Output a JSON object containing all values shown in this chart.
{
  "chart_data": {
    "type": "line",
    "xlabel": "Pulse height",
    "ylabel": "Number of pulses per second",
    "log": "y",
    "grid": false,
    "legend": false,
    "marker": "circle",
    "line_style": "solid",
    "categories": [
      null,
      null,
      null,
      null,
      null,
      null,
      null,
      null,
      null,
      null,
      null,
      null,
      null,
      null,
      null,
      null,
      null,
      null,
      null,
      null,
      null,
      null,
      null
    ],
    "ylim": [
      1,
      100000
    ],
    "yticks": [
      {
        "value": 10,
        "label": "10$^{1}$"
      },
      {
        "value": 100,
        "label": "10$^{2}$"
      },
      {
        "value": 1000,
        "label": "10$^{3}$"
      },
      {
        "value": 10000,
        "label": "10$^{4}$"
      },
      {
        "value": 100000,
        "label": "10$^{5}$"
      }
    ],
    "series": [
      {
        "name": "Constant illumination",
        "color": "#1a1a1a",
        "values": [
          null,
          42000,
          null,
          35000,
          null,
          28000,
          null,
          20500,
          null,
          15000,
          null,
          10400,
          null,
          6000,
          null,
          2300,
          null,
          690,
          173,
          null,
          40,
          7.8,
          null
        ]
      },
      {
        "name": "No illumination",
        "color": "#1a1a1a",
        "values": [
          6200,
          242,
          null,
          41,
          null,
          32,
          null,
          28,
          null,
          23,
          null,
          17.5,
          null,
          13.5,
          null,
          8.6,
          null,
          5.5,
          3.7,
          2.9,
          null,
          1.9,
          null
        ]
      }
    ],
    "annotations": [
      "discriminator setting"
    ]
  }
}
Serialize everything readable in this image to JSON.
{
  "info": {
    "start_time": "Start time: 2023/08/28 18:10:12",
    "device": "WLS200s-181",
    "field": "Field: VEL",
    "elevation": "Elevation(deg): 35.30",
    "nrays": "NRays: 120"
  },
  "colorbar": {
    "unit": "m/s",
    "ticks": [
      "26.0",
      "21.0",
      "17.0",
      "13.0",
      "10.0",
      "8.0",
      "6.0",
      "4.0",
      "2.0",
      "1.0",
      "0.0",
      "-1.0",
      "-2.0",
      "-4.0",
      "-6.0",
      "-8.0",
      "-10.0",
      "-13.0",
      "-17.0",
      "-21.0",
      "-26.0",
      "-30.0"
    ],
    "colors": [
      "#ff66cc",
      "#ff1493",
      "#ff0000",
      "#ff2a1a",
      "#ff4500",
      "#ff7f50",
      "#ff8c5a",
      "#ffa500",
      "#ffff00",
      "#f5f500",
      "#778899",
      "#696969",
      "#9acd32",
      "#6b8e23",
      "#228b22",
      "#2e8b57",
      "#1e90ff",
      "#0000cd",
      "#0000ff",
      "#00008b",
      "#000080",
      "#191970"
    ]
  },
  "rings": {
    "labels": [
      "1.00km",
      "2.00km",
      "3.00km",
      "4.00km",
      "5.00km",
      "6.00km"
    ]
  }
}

....

→ OBJECTIVE
Search the data for the word "JSON" and copy each line where it appears.

→ SOLUTION TO THE PROBLEM
Output a JSON object containing all values shown in this chart.
Serialize everything readable in this image to JSON.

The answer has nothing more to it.